**Written problem:** Work out the number of lines containing "Мекленбургер". Give that number alone.

**Supplied records:**
——————————

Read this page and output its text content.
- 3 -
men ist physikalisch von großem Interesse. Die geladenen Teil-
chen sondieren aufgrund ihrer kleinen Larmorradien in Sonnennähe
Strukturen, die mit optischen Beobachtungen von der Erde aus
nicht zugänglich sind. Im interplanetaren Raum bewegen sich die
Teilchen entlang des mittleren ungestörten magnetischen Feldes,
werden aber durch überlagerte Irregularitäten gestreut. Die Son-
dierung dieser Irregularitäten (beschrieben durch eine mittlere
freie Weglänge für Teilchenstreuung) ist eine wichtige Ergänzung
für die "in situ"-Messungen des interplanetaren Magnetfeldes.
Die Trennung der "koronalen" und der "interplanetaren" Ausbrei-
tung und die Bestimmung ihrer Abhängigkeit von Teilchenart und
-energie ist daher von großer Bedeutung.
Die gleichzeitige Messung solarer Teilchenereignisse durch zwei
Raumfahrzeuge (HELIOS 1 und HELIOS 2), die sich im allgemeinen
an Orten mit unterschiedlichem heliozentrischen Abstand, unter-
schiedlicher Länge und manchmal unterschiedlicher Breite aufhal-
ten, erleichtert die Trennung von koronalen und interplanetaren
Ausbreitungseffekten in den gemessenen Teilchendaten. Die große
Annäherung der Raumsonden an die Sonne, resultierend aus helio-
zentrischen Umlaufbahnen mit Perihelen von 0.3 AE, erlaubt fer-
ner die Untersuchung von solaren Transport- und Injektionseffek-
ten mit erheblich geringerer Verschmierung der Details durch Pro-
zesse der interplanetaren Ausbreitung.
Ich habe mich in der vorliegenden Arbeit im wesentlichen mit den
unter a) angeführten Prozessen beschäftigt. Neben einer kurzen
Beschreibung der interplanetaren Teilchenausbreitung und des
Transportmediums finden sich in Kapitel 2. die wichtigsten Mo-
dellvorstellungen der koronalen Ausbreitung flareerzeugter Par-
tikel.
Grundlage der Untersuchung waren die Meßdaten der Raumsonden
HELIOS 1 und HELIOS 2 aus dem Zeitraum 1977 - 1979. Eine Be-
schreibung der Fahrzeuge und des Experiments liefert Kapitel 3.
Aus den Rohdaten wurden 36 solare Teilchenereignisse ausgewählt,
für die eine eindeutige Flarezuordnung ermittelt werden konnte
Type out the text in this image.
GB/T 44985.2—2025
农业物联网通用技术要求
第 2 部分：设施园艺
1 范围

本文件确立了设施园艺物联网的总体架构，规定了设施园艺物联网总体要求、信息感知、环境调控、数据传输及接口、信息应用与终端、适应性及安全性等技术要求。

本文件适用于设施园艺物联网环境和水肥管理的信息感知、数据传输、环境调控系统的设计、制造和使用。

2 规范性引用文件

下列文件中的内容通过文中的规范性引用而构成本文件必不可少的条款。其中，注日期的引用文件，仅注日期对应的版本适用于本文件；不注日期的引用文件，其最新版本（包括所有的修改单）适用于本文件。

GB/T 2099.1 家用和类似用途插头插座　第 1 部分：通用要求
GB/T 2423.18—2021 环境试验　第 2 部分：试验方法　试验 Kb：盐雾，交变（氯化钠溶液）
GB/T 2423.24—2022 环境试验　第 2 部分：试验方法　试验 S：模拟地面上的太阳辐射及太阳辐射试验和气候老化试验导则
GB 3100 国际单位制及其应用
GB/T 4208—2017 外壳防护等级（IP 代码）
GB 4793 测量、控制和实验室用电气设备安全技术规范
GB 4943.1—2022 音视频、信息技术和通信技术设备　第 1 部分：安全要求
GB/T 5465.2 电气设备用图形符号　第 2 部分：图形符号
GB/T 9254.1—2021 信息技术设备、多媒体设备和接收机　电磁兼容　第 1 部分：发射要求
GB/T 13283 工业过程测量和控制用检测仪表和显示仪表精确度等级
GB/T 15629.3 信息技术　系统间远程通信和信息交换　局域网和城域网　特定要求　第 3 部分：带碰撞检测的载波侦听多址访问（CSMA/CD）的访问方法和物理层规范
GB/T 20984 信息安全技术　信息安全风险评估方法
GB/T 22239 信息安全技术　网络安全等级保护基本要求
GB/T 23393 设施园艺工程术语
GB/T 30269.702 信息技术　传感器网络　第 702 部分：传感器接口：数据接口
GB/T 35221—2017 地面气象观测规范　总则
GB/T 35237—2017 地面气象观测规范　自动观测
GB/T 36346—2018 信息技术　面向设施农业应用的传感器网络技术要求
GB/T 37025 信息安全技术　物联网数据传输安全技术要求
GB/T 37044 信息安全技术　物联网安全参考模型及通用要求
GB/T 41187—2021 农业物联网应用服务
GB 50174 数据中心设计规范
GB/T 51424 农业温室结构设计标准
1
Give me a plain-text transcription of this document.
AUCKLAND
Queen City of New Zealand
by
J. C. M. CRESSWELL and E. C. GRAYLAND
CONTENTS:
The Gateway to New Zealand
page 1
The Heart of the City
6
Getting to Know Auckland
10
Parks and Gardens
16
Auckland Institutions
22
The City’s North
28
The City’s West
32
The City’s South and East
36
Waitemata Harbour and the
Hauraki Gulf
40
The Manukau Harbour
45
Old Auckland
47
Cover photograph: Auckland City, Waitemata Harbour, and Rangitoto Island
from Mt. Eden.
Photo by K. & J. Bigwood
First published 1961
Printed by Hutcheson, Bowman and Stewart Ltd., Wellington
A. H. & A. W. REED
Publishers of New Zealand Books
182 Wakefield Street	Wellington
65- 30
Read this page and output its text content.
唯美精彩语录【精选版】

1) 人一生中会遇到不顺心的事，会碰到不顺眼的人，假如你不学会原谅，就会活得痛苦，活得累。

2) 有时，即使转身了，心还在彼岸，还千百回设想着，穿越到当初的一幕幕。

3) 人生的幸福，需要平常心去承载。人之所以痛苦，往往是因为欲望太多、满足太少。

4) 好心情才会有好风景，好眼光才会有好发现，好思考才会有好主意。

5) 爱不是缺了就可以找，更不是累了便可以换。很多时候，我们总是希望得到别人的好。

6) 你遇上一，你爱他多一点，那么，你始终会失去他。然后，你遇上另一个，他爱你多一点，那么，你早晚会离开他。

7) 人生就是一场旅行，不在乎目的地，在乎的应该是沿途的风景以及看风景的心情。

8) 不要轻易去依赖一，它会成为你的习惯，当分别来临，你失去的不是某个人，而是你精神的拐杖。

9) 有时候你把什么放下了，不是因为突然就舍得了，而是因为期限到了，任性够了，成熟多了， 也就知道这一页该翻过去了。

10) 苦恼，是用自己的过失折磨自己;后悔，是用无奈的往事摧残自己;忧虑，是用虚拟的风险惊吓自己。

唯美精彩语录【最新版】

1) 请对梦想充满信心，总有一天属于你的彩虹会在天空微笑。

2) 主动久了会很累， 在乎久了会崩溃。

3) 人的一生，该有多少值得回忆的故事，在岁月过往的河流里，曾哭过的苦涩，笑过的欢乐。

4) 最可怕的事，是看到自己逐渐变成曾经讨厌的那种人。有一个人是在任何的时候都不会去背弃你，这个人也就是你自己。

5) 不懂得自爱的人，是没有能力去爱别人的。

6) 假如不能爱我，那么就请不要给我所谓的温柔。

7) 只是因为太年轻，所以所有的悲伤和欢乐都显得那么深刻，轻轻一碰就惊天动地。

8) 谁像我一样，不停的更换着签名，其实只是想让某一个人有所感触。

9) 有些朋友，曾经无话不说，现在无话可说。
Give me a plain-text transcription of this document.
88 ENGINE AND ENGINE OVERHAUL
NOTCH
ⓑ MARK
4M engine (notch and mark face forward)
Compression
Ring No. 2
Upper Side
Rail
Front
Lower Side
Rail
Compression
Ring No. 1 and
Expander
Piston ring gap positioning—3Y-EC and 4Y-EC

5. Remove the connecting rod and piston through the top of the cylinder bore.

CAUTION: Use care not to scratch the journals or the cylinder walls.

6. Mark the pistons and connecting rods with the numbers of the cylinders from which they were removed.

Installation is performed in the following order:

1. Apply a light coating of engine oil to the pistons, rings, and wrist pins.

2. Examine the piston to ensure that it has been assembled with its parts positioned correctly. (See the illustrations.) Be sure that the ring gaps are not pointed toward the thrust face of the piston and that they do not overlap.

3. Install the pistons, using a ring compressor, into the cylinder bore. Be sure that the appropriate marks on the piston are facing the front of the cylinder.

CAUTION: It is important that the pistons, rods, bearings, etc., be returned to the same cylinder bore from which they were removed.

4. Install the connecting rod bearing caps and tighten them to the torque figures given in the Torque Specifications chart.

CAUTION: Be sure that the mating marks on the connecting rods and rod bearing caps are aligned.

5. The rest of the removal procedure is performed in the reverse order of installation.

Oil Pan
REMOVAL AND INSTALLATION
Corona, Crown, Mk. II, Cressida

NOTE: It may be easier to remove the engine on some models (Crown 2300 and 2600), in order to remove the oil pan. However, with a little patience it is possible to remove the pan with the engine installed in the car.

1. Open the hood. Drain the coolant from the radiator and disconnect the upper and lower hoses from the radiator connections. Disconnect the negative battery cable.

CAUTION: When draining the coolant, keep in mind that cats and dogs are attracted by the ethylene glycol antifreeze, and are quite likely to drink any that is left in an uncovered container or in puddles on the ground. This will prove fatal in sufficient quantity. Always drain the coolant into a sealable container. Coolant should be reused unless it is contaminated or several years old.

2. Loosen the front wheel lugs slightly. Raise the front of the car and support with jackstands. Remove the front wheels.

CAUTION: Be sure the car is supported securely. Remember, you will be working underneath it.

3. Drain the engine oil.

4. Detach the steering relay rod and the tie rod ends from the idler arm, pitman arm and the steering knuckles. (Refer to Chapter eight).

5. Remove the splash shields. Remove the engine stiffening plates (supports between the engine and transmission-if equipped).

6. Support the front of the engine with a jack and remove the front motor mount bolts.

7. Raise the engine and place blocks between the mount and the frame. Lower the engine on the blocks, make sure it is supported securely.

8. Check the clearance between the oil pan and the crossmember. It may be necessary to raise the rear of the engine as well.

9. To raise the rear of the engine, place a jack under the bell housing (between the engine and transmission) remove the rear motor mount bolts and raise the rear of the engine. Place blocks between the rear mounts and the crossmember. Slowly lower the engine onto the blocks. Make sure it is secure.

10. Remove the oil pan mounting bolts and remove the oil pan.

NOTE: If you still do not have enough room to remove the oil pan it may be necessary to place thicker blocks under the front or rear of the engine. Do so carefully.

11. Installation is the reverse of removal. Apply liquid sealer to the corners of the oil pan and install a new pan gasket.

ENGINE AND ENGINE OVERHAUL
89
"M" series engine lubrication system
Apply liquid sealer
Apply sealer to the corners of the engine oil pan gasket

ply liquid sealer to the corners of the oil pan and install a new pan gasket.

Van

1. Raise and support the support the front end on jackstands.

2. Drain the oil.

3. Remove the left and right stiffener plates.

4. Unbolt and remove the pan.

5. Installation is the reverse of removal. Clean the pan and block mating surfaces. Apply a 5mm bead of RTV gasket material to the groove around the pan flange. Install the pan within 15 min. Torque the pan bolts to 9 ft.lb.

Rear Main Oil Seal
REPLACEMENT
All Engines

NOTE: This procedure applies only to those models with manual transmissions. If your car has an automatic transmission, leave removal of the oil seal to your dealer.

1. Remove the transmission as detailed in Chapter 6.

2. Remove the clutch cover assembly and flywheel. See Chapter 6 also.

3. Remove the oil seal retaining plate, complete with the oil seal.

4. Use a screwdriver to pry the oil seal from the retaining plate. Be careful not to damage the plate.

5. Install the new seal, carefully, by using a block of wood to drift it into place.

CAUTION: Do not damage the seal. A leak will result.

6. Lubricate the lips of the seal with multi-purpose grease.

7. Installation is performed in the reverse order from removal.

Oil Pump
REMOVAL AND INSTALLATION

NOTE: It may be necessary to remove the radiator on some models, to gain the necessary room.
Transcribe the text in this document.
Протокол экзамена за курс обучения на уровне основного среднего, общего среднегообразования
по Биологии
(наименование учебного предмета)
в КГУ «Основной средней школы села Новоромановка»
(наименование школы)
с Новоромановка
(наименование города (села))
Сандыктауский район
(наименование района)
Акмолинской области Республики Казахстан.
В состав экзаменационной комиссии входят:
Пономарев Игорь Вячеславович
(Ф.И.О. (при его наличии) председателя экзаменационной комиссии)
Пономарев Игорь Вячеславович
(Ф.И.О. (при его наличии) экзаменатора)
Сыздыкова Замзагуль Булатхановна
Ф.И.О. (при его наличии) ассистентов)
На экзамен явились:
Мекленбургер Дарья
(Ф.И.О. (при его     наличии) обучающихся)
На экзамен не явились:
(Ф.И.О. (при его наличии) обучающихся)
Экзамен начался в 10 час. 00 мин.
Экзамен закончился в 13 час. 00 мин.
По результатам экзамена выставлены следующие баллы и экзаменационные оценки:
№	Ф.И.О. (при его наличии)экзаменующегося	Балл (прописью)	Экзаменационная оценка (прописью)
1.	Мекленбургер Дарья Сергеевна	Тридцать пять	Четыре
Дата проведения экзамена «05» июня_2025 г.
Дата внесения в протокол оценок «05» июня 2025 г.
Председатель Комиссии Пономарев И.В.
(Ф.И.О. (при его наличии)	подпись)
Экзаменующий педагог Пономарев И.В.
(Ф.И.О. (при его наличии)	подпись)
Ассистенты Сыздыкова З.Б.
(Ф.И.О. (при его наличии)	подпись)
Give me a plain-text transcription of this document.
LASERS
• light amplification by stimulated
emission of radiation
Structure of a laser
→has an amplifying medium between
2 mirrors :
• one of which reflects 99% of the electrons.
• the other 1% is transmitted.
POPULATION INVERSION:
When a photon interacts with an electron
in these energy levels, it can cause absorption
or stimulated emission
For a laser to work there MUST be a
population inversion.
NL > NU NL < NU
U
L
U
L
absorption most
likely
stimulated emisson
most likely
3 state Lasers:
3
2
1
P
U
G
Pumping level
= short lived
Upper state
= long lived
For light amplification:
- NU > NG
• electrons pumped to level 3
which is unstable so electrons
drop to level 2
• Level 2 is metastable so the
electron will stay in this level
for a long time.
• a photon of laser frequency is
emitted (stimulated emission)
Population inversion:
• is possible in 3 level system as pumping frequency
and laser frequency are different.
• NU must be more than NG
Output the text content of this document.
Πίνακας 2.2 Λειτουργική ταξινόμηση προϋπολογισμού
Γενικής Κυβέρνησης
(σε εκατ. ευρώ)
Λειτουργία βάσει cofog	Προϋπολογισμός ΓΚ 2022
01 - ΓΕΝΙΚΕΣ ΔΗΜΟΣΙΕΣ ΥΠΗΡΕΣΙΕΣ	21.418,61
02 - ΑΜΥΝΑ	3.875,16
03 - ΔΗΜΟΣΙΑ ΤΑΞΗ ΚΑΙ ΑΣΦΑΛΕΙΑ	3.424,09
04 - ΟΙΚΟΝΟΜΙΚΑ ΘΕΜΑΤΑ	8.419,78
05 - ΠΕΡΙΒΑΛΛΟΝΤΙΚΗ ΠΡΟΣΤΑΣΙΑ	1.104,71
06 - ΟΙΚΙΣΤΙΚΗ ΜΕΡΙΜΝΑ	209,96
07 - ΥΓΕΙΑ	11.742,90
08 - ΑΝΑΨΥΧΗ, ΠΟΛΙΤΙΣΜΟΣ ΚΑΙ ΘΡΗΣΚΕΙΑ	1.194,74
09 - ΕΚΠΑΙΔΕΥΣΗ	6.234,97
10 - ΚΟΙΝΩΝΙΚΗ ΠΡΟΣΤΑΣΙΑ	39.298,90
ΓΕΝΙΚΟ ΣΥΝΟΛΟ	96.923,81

——————————

**Answer for the task:** 2